WORK INSTRUCTIONS: Take each line that has the word "upon" and return it.

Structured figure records
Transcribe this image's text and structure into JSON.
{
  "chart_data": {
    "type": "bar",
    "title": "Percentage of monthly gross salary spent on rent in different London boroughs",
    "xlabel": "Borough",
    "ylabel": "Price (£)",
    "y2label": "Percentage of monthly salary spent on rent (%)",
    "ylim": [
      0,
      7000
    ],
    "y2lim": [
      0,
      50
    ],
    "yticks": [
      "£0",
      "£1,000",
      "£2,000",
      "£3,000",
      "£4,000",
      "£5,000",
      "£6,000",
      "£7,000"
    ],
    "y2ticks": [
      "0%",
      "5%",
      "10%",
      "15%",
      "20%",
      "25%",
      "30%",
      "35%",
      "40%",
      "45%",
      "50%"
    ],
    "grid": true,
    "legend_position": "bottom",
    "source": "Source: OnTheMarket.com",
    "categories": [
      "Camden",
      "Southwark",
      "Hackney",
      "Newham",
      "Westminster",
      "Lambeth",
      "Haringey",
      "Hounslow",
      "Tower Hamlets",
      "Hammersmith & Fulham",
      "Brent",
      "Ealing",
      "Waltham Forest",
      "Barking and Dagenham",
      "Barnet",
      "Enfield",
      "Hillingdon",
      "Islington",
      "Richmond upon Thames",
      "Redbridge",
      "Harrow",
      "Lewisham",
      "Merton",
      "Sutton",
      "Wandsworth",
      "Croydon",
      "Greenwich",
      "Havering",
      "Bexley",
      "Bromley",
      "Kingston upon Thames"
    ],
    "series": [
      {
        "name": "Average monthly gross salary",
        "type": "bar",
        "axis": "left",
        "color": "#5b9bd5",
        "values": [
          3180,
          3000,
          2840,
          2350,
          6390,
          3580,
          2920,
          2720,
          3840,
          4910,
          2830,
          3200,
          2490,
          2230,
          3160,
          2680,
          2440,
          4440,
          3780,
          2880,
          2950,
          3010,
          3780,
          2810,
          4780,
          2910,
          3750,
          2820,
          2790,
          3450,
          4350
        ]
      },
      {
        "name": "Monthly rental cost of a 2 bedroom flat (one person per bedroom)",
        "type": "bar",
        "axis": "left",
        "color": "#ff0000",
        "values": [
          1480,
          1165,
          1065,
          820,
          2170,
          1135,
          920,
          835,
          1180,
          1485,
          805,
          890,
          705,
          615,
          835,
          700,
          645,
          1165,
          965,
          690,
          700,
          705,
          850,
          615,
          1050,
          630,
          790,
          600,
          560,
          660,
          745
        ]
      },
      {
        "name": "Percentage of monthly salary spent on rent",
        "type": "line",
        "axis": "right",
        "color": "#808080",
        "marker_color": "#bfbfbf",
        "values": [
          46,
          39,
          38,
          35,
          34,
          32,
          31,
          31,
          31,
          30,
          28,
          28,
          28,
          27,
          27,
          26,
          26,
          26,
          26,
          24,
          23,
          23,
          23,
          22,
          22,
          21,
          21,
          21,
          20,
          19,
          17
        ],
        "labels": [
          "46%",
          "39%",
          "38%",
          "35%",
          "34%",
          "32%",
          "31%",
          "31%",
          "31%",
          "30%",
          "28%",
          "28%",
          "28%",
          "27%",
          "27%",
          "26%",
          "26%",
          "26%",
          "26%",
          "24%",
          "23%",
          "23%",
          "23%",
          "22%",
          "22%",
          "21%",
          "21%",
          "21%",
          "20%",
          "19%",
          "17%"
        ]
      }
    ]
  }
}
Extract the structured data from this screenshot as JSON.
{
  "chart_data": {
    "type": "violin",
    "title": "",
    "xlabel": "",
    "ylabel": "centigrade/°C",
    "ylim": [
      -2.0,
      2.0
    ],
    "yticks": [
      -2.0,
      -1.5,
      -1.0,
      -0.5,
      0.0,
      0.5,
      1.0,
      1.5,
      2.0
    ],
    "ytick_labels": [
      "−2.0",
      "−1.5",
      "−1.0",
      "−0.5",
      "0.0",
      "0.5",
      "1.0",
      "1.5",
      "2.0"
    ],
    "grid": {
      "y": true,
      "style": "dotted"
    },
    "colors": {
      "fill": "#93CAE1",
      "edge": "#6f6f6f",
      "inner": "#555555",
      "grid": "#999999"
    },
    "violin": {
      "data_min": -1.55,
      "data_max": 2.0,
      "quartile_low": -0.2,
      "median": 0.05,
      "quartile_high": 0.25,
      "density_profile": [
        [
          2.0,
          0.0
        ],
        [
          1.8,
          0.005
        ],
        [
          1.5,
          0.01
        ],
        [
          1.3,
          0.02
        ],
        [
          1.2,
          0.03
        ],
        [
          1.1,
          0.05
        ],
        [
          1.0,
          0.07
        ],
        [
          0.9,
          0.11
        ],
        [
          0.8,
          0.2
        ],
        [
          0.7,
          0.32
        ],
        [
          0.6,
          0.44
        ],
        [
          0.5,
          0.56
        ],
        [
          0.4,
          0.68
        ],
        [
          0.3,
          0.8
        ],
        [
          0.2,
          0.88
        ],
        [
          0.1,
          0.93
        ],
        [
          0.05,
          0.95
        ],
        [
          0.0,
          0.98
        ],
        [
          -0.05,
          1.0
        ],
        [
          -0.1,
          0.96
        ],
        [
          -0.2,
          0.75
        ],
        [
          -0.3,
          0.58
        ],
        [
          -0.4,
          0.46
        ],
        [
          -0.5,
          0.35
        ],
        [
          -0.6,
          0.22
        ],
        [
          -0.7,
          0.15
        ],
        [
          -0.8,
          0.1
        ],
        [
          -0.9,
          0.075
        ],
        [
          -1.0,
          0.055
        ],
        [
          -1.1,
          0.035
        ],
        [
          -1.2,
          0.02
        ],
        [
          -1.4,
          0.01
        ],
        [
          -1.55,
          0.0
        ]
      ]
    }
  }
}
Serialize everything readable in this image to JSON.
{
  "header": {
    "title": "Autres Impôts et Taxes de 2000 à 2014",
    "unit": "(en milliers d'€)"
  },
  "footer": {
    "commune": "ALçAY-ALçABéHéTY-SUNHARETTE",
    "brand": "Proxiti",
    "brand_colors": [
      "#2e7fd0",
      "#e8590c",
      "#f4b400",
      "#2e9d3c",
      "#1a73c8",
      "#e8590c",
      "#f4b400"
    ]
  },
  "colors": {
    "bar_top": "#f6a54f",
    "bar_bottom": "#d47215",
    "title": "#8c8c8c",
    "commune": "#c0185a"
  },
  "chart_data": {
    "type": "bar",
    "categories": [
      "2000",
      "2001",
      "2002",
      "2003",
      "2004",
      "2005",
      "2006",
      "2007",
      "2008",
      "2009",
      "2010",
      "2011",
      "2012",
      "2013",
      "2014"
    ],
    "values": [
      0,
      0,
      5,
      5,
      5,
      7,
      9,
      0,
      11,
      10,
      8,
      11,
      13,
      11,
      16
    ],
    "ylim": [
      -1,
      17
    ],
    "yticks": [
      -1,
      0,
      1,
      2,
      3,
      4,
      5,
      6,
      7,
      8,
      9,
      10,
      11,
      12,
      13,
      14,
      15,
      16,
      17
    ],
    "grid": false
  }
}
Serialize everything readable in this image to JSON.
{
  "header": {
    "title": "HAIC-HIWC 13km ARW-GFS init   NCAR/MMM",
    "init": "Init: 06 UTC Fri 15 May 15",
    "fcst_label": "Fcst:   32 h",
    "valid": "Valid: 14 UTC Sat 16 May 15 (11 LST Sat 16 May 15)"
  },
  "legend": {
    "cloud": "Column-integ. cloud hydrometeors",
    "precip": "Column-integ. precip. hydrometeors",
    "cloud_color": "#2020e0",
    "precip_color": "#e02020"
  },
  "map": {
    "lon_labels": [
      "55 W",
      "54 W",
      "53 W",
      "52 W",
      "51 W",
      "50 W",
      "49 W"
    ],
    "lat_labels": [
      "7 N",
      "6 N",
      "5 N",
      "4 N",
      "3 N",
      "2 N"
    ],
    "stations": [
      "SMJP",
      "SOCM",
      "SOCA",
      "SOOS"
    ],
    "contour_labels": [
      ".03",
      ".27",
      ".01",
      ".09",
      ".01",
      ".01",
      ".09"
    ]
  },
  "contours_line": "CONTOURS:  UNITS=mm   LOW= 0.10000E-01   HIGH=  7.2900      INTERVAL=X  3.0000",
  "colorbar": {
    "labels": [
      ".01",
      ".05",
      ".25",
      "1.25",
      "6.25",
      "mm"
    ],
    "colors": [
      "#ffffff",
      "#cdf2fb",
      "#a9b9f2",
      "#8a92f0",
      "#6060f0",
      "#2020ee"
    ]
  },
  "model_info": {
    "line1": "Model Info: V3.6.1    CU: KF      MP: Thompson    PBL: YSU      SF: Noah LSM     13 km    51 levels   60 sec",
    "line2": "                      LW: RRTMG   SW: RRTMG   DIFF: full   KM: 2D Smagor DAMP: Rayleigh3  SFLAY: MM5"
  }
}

EXERCISE OUTPUT:
      "Richmond upon Thames",
      "Kingston upon Thames"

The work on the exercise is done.